--- Data shown ---

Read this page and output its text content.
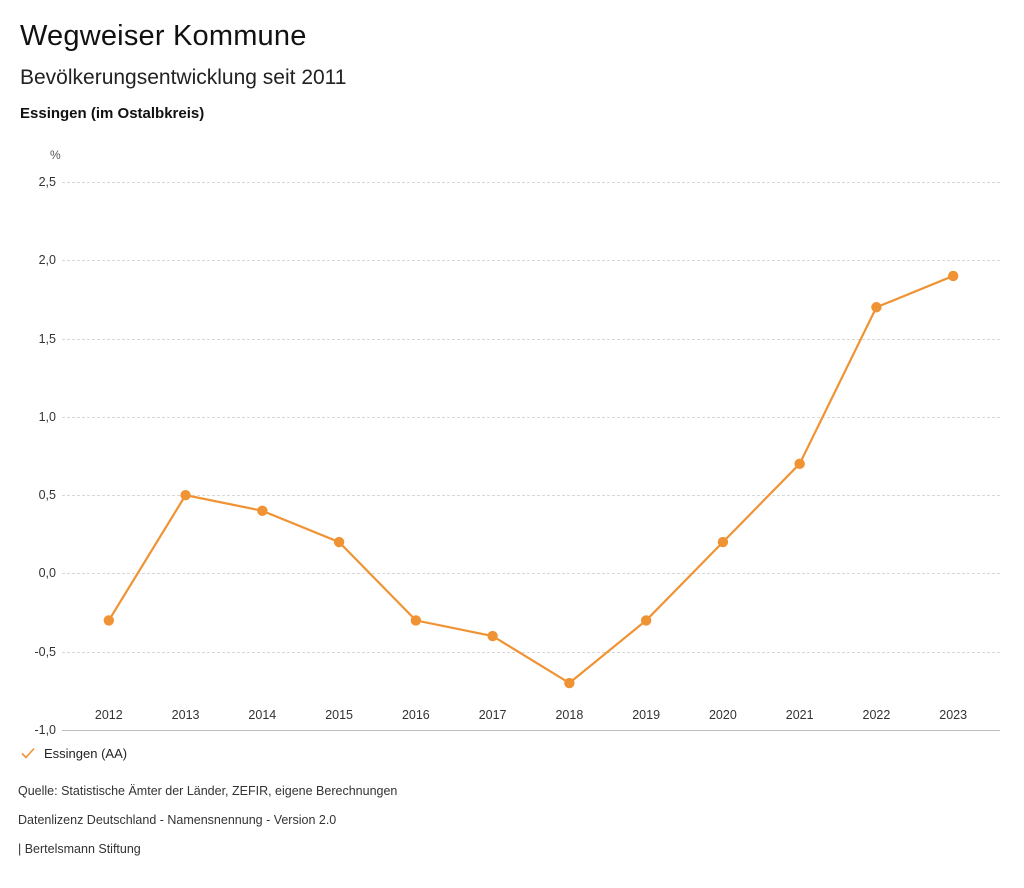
Wegweiser Kommune
Bevölkerungsentwicklung seit 2011
Essingen (im Ostalbkreis)
%
2,5
2,0
1,5
1,0
0,5
0,0
-0,5
-1,0
2012	2013	2014	2015	2016	2017	2018	2019	2020	2021	2022	2023
Essingen (AA)
Quelle: Statistische Ämter der Länder, ZEFIR, eigene Berechnungen
Datenlizenz Deutschland - Namensnennung - Version 2.0
| Bertelsmann Stiftung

---

= Requirement =
Using the records above, retype everything exactly except the pictures.

= Response to the task =
Read this page and output its text content.
Wegweiser Kommune
Bevölkerungsentwicklung seit 2011
Essingen (im Ostalbkreis)
%
2,5
2,0
1,5
1,0
0,5
0,0
-0,5
-1,0
2012	2013	2014	2015	2016	2017	2018	2019	2020	2021	2022	2023
Essingen (AA)
Quelle: Statistische Ämter der Länder, ZEFIR, eigene Berechnungen
Datenlizenz Deutschland - Namensnennung - Version 2.0
| Bertelsmann Stiftung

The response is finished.